AVAILABLE DATA:
▬▬▬▬▬▬
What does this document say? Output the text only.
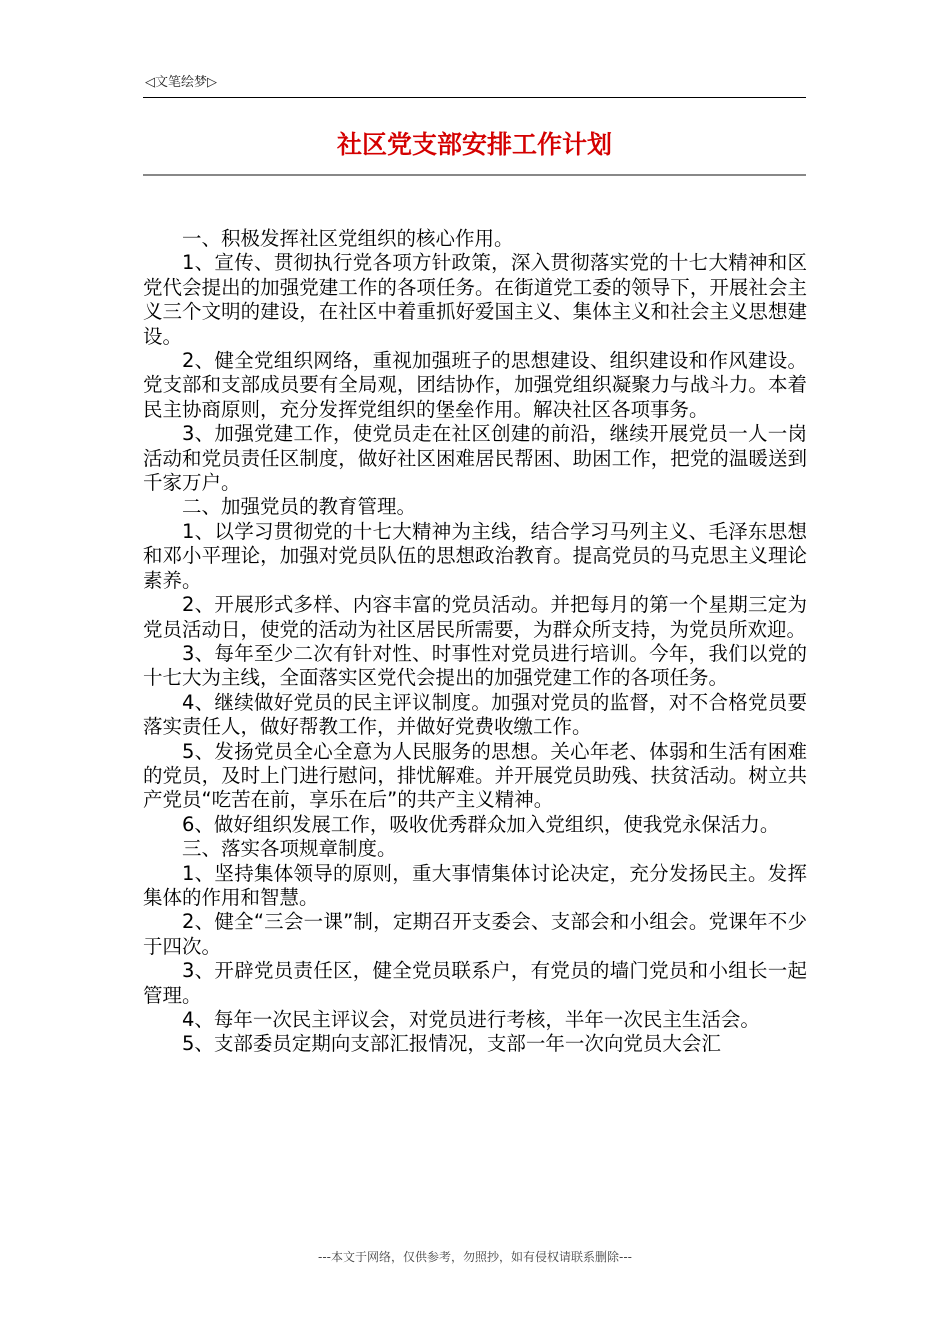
◁文笔绘梦▷
社区党支部安排工作计划

一、积极发挥社区党组织的核心作用。

1、宣传、贯彻执行党各项方针政策，深入贯彻落实党的十七大精神和区党代会提出的加强党建工作的各项任务。在街道党工委的领导下，开展社会主义三个文明的建设，在社区中着重抓好爱国主义、集体主义和社会主义思想建设。

2、健全党组织网络，重视加强班子的思想建设、组织建设和作风建设。党支部和支部成员要有全局观，团结协作，加强党组织凝聚力与战斗力。本着民主协商原则，充分发挥党组织的堡垒作用。解决社区各项事务。

3、加强党建工作，使党员走在社区创建的前沿，继续开展党员一人一岗活动和党员责任区制度，做好社区困难居民帮困、助困工作，把党的温暖送到千家万户。

二、加强党员的教育管理。

1、以学习贯彻党的十七大精神为主线，结合学习马列主义、毛泽东思想和邓小平理论，加强对党员队伍的思想政治教育。提高党员的马克思主义理论素养。

2、开展形式多样、内容丰富的党员活动。并把每月的第一个星期三定为党员活动日，使党的活动为社区居民所需要，为群众所支持，为党员所欢迎。

3、每年至少二次有针对性、时事性对党员进行培训。今年，我们以党的十七大为主线，全面落实区党代会提出的加强党建工作的各项任务。

4、继续做好党员的民主评议制度。加强对党员的监督，对不合格党员要落实责任人，做好帮教工作，并做好党费收缴工作。

5、发扬党员全心全意为人民服务的思想。关心年老、体弱和生活有困难的党员，及时上门进行慰问，排忧解难。并开展党员助残、扶贫活动。树立共产党员“吃苦在前，享乐在后”的共产主义精神。

6、做好组织发展工作，吸收优秀群众加入党组织，使我党永保活力。

三、落实各项规章制度。

1、坚持集体领导的原则，重大事情集体讨论决定，充分发扬民主。发挥集体的作用和智慧。

2、健全“三会一课”制，定期召开支委会、支部会和小组会。党课年不少于四次。

3、开辟党员责任区，健全党员联系户，有党员的墙门党员和小组长一起管理。

4、每年一次民主评议会，对党员进行考核，半年一次民主生活会。

5、支部委员定期向支部汇报情况，支部一年一次向党员大会汇

---本文于网络，仅供参考，勿照抄，如有侵权请联系删除---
▬▬▬▬▬▬
THE EXERCISE:
Using the data above, write out every line exactly, leaving the images behind.

EXPECTED ANSWER:
What does this document say? Output the text only.
◁文笔绘梦▷
社区党支部安排工作计划

一、积极发挥社区党组织的核心作用。

1、宣传、贯彻执行党各项方针政策，深入贯彻落实党的十七大精神和区党代会提出的加强党建工作的各项任务。在街道党工委的领导下，开展社会主义三个文明的建设，在社区中着重抓好爱国主义、集体主义和社会主义思想建设。

2、健全党组织网络，重视加强班子的思想建设、组织建设和作风建设。党支部和支部成员要有全局观，团结协作，加强党组织凝聚力与战斗力。本着民主协商原则，充分发挥党组织的堡垒作用。解决社区各项事务。

3、加强党建工作，使党员走在社区创建的前沿，继续开展党员一人一岗活动和党员责任区制度，做好社区困难居民帮困、助困工作，把党的温暖送到千家万户。

二、加强党员的教育管理。

1、以学习贯彻党的十七大精神为主线，结合学习马列主义、毛泽东思想和邓小平理论，加强对党员队伍的思想政治教育。提高党员的马克思主义理论素养。

2、开展形式多样、内容丰富的党员活动。并把每月的第一个星期三定为党员活动日，使党的活动为社区居民所需要，为群众所支持，为党员所欢迎。

3、每年至少二次有针对性、时事性对党员进行培训。今年，我们以党的十七大为主线，全面落实区党代会提出的加强党建工作的各项任务。

4、继续做好党员的民主评议制度。加强对党员的监督，对不合格党员要落实责任人，做好帮教工作，并做好党费收缴工作。

5、发扬党员全心全意为人民服务的思想。关心年老、体弱和生活有困难的党员，及时上门进行慰问，排忧解难。并开展党员助残、扶贫活动。树立共产党员“吃苦在前，享乐在后”的共产主义精神。

6、做好组织发展工作，吸收优秀群众加入党组织，使我党永保活力。

三、落实各项规章制度。

1、坚持集体领导的原则，重大事情集体讨论决定，充分发扬民主。发挥集体的作用和智慧。

2、健全“三会一课”制，定期召开支委会、支部会和小组会。党课年不少于四次。

3、开辟党员责任区，健全党员联系户，有党员的墙门党员和小组长一起管理。

4、每年一次民主评议会，对党员进行考核，半年一次民主生活会。

5、支部委员定期向支部汇报情况，支部一年一次向党员大会汇

---本文于网络，仅供参考，勿照抄，如有侵权请联系删除---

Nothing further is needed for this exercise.